**GOAL:**
Leave out the pictures and reproduce all of the data exactly.

[BEGIN DATA PROVIDED]

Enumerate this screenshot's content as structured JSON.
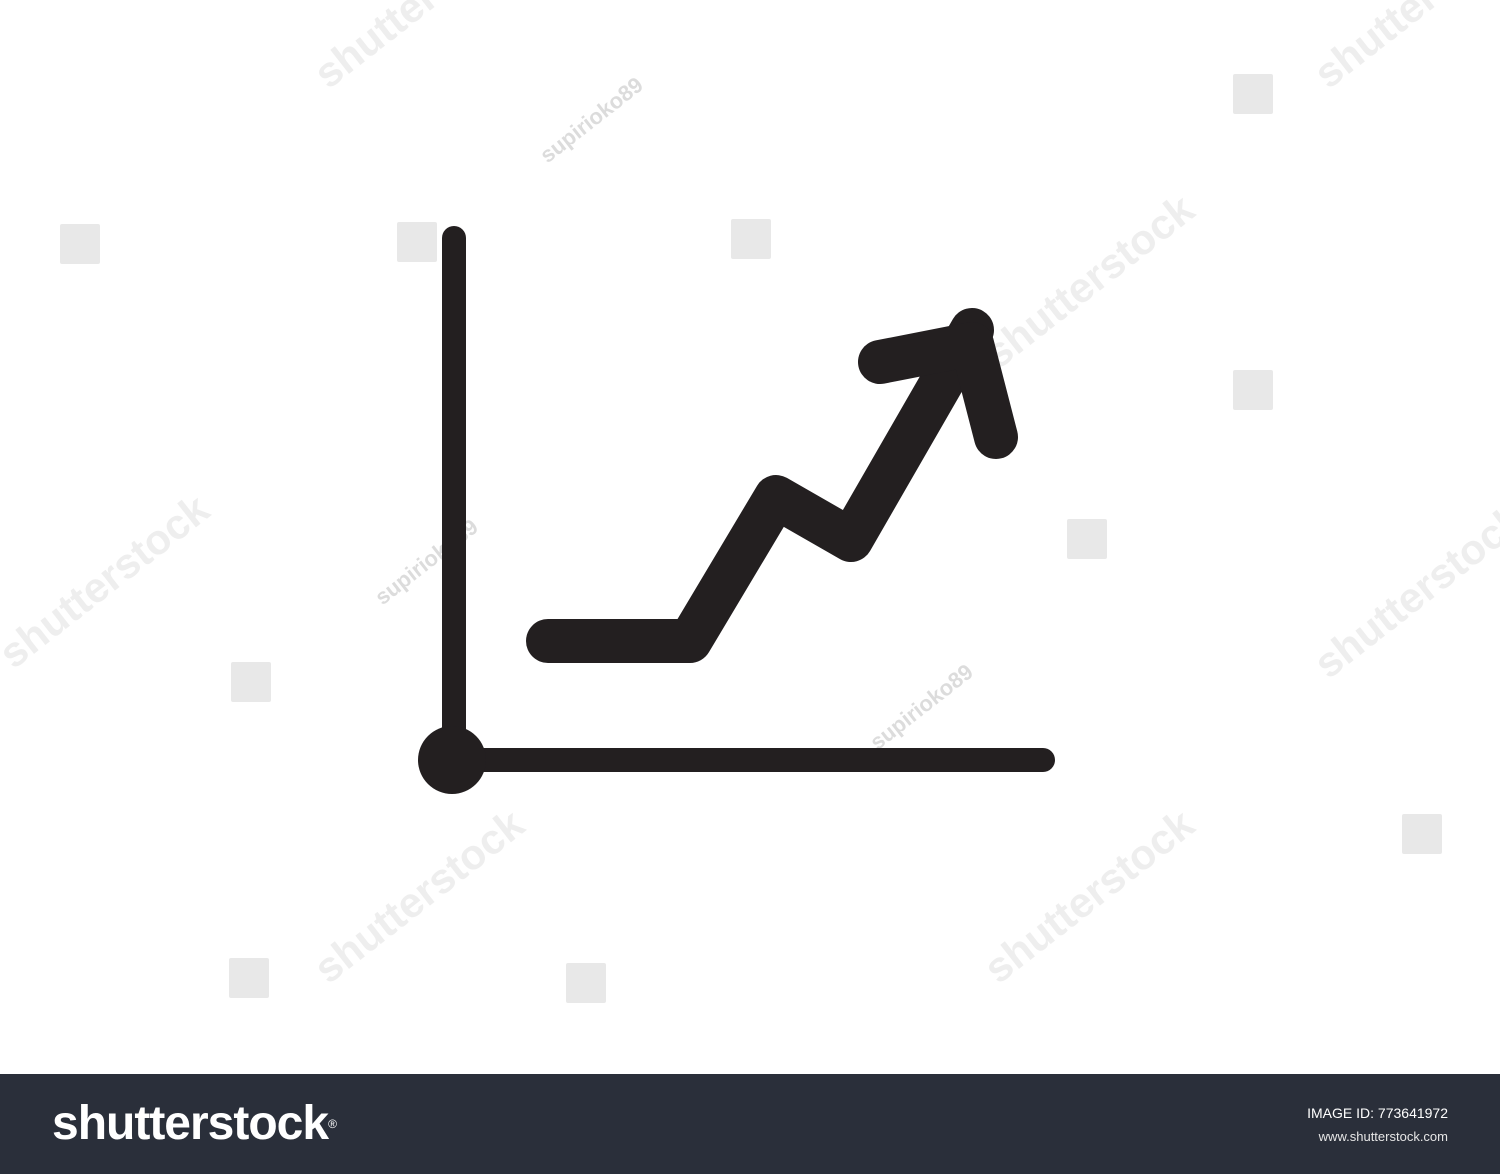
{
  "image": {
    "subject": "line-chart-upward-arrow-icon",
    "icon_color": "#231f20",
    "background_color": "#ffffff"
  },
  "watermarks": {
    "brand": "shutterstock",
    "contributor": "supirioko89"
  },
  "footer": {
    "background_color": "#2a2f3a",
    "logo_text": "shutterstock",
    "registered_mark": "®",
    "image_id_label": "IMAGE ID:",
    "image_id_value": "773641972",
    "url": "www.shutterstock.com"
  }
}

[END DATA PROVIDED]

**TASK OUTPUT:**
Enumerate this screenshot's content as structured JSON.
{
  "image": {
    "subject": "line-chart-upward-arrow-icon",
    "icon_color": "#231f20",
    "background_color": "#ffffff"
  },
  "watermarks": {
    "brand": "shutterstock",
    "contributor": "supirioko89"
  },
  "footer": {
    "background_color": "#2a2f3a",
    "logo_text": "shutterstock",
    "registered_mark": "®",
    "image_id_label": "IMAGE ID:",
    "image_id_value": "773641972",
    "url": "www.shutterstock.com"
  }
}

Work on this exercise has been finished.